[[ Record excerpts open ]]
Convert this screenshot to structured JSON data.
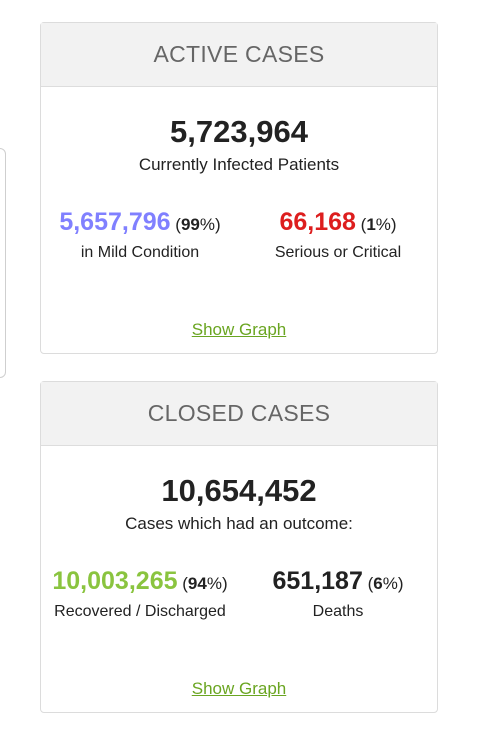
{
  "colors": {
    "mild": "#8080ff",
    "serious": "#dd1e1e",
    "recovered": "#8ac43f",
    "deaths": "#222222",
    "link": "#6aa521"
  },
  "active": {
    "header": "ACTIVE CASES",
    "total": "5,723,964",
    "total_caption": "Currently Infected Patients",
    "mild": {
      "value": "5,657,796",
      "pct_open": "(",
      "pct": "99",
      "pct_close": "%)",
      "caption": "in Mild Condition"
    },
    "serious": {
      "value": "66,168",
      "pct_open": "(",
      "pct": "1",
      "pct_close": "%)",
      "caption": "Serious or Critical"
    },
    "link": "Show Graph"
  },
  "closed": {
    "header": "CLOSED CASES",
    "total": "10,654,452",
    "total_caption": "Cases which had an outcome:",
    "recovered": {
      "value": "10,003,265",
      "pct_open": "(",
      "pct": "94",
      "pct_close": "%)",
      "caption": "Recovered / Discharged"
    },
    "deaths": {
      "value": "651,187",
      "pct_open": "(",
      "pct": "6",
      "pct_close": "%)",
      "caption": "Deaths"
    },
    "link": "Show Graph"
  }
}
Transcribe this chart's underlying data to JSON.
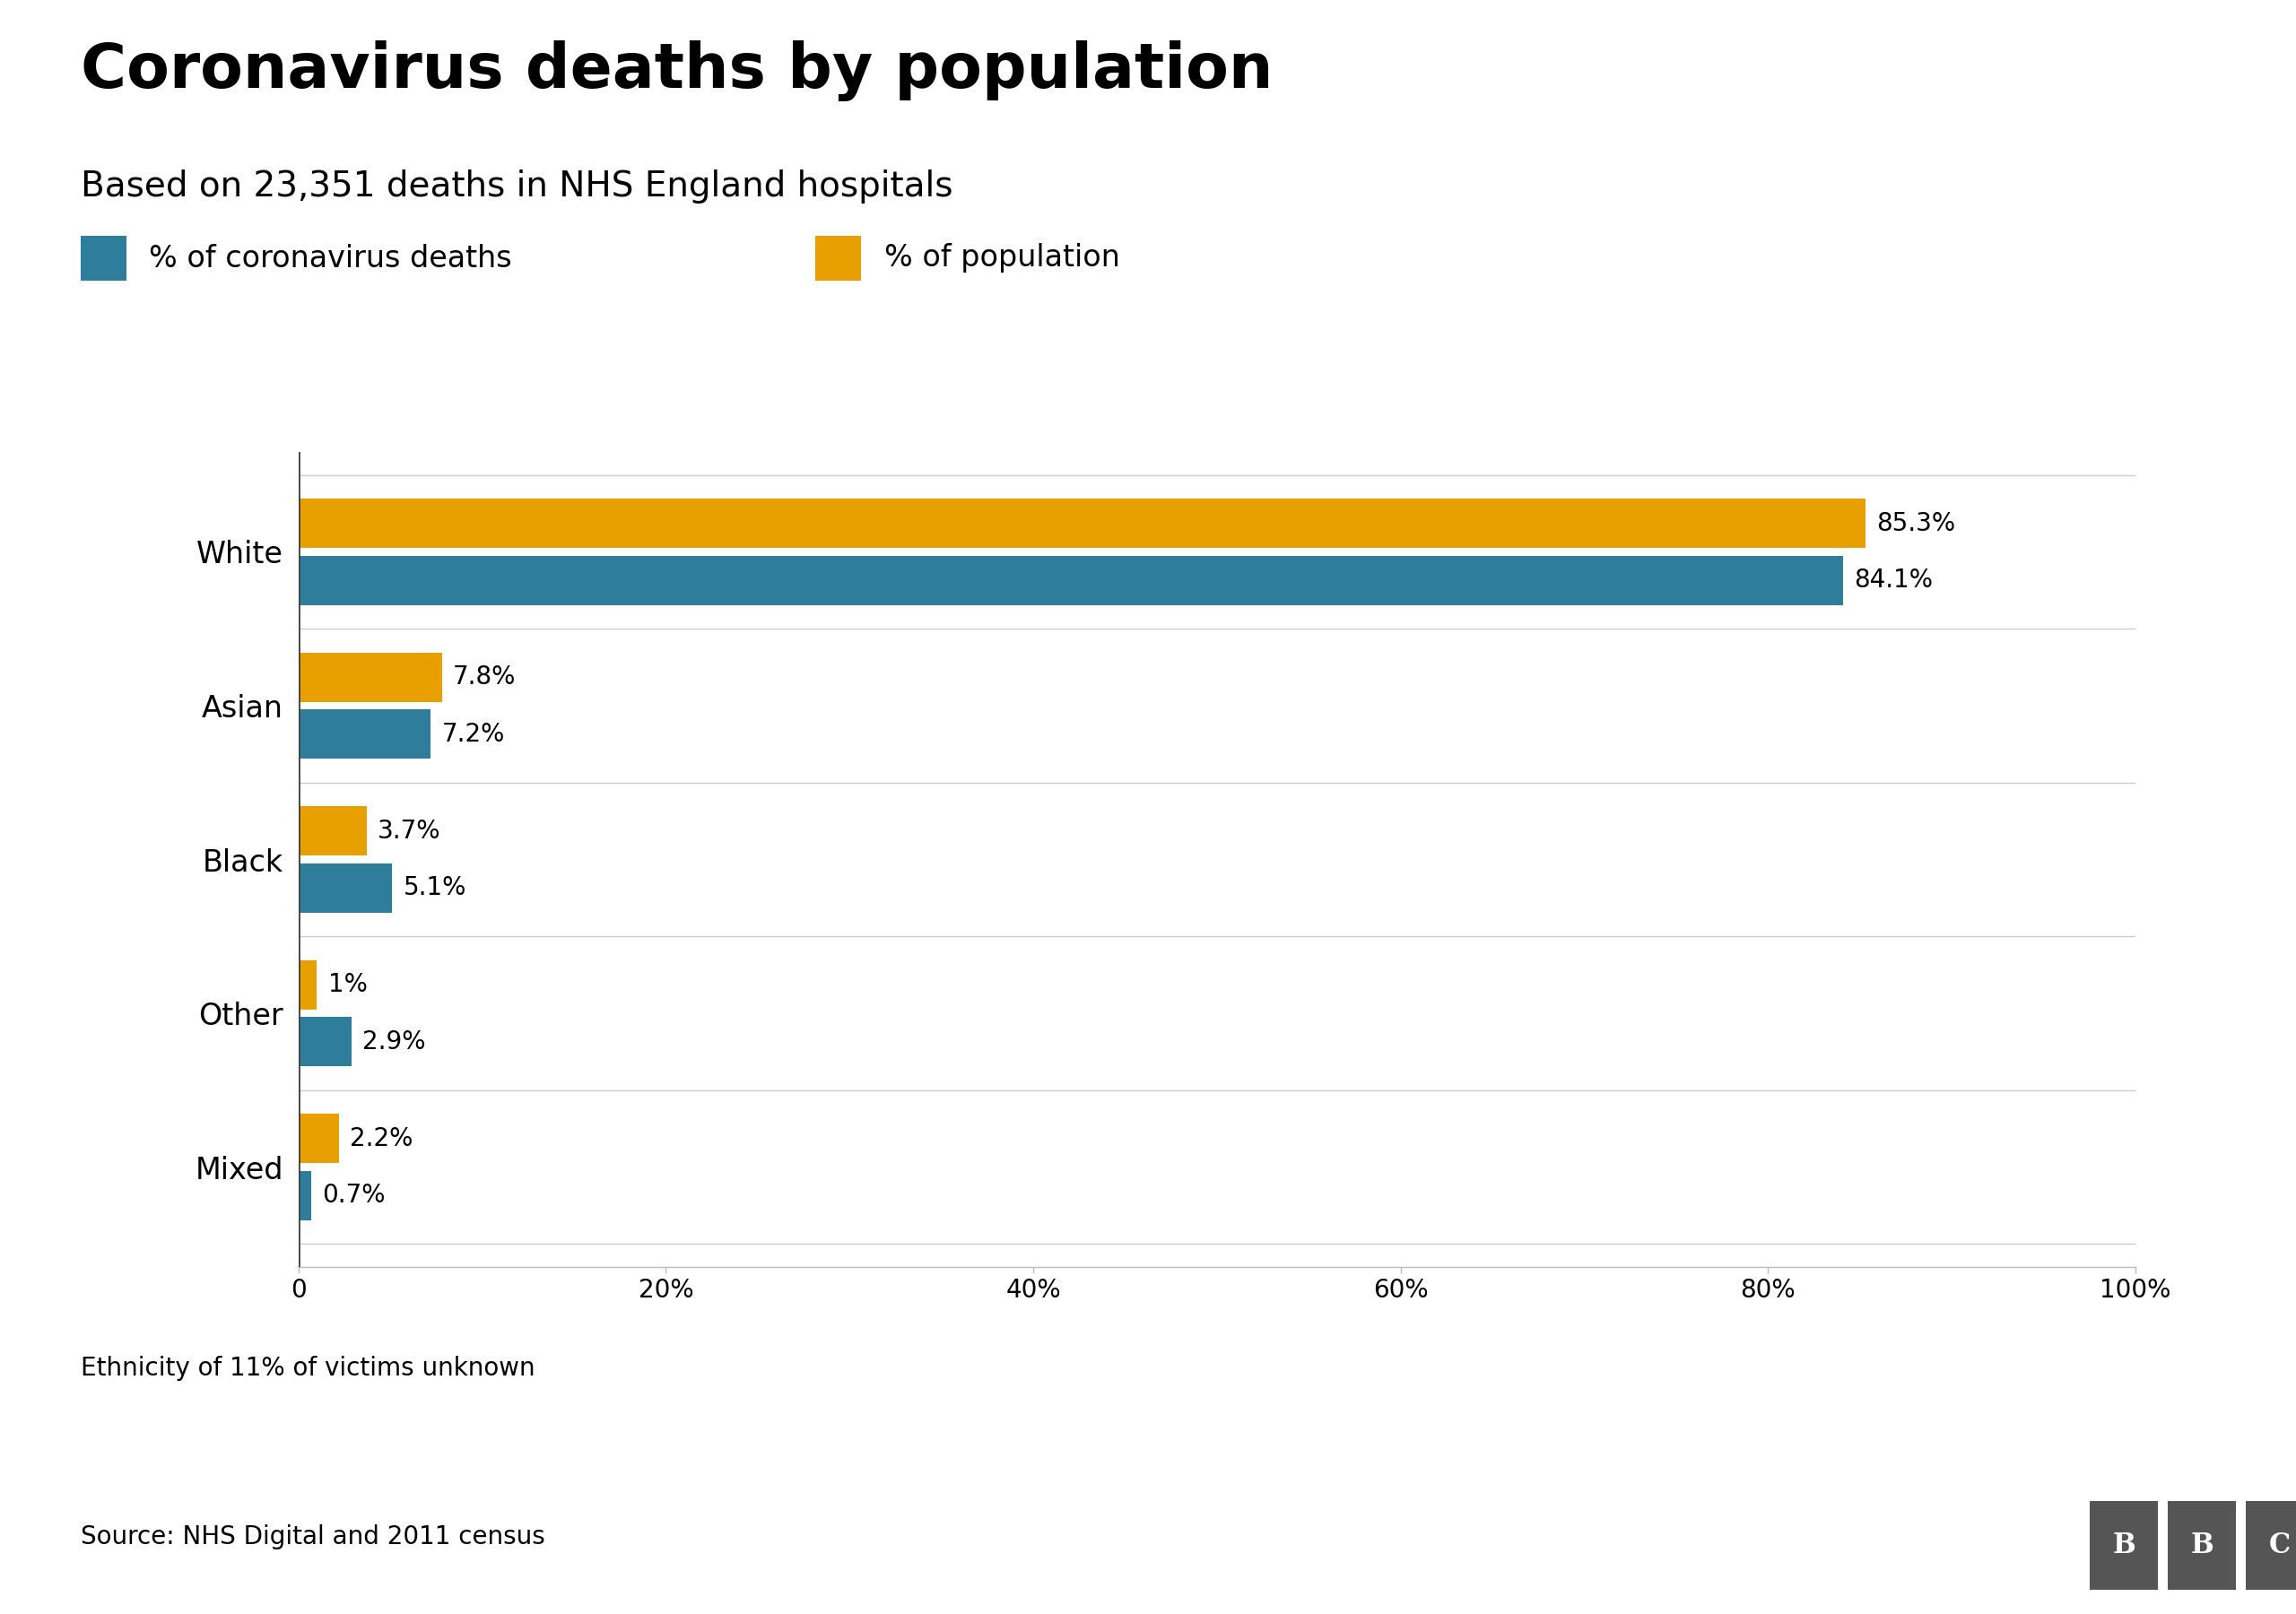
[[ Record excerpts closed ]]
(Task brief) First drop every picture, then print the data above exactly as it stands.

(Output below)
Convert this screenshot to structured JSON data.
{
  "colors": {
    "mild": "#8080ff",
    "serious": "#dd1e1e",
    "recovered": "#8ac43f",
    "deaths": "#222222",
    "link": "#6aa521"
  },
  "active": {
    "header": "ACTIVE CASES",
    "total": "5,723,964",
    "total_caption": "Currently Infected Patients",
    "mild": {
      "value": "5,657,796",
      "pct_open": "(",
      "pct": "99",
      "pct_close": "%)",
      "caption": "in Mild Condition"
    },
    "serious": {
      "value": "66,168",
      "pct_open": "(",
      "pct": "1",
      "pct_close": "%)",
      "caption": "Serious or Critical"
    },
    "link": "Show Graph"
  },
  "closed": {
    "header": "CLOSED CASES",
    "total": "10,654,452",
    "total_caption": "Cases which had an outcome:",
    "recovered": {
      "value": "10,003,265",
      "pct_open": "(",
      "pct": "94",
      "pct_close": "%)",
      "caption": "Recovered / Discharged"
    },
    "deaths": {
      "value": "651,187",
      "pct_open": "(",
      "pct": "6",
      "pct_close": "%)",
      "caption": "Deaths"
    },
    "link": "Show Graph"
  }
}
Transcribe this chart's underlying data to JSON.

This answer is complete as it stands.